_Requirement_
Locate each line with the string "поставщика" in the listing below and copy it.

━━━━━━━━

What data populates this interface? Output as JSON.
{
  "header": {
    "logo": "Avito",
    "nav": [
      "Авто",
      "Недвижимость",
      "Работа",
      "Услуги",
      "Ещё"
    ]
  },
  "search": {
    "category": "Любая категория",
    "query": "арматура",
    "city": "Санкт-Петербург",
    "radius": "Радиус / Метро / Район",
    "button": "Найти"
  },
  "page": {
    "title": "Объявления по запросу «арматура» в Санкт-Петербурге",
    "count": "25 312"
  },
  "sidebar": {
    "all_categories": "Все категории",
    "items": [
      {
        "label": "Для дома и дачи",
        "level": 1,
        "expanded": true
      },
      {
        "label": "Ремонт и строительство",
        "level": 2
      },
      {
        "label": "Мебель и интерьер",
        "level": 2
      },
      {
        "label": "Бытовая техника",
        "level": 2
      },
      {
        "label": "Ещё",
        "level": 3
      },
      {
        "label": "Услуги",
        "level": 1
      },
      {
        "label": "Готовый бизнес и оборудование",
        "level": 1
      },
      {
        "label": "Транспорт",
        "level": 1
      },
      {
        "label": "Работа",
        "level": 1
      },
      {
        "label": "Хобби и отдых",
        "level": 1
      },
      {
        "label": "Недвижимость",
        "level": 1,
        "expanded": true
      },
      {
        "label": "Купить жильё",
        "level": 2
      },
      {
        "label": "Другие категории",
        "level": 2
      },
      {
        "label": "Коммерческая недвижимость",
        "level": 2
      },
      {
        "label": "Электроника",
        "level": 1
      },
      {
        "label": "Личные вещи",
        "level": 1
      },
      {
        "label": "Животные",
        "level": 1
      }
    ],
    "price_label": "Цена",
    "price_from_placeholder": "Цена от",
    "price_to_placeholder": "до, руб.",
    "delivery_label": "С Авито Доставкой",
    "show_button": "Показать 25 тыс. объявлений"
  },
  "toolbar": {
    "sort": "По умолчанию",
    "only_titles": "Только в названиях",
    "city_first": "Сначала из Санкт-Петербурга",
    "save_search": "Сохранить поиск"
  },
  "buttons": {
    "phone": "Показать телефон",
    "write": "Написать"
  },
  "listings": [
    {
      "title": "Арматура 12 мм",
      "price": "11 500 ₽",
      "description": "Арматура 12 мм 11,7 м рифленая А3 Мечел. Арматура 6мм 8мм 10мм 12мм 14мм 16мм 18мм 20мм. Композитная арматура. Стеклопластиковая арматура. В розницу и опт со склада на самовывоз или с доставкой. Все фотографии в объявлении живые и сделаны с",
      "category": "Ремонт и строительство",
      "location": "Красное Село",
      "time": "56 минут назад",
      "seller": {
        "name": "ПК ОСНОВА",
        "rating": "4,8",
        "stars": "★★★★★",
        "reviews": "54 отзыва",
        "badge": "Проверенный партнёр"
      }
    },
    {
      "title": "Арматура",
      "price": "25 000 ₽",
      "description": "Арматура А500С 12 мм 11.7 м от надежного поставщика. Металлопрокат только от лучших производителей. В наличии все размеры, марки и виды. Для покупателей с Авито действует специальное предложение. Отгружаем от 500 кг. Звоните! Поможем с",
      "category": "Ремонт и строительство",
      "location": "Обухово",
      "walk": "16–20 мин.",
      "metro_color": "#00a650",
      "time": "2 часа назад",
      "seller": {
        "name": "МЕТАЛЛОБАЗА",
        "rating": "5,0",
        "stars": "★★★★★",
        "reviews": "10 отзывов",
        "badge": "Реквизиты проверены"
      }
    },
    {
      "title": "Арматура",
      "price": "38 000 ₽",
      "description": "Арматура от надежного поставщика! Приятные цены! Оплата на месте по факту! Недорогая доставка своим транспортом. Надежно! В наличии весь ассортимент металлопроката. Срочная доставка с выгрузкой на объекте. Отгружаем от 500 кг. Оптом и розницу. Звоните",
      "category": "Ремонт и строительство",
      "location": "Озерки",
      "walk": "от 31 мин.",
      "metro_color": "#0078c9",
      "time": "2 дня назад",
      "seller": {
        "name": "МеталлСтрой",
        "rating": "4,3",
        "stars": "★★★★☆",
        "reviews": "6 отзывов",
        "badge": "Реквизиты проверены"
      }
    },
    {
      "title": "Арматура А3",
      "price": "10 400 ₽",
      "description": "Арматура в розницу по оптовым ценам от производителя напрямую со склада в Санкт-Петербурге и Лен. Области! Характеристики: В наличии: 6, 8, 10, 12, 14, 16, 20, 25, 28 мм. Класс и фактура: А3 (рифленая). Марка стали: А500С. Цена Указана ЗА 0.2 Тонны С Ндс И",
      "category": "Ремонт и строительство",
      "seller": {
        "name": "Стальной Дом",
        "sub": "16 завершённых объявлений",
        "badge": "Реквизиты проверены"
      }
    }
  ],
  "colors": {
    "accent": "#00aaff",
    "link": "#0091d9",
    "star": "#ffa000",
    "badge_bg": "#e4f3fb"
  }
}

━━━━━━━━

_Written answer_
      "description": "Арматура А500С 12 мм 11.7 м от надежного поставщика. Металлопрокат только от лучших производителей. В наличии все размеры, марки и виды. Для покупателей с Авито действует специальное предложение. Отгружаем от 500 кг. Звоните! Поможем с",
      "description": "Арматура от надежного поставщика! Приятные цены! Оплата на месте по факту! Недорогая доставка своим транспортом. Надежно! В наличии весь ассортимент металлопроката. Срочная доставка с выгрузкой на объекте. Отгружаем от 500 кг. Оптом и розницу. Звоните",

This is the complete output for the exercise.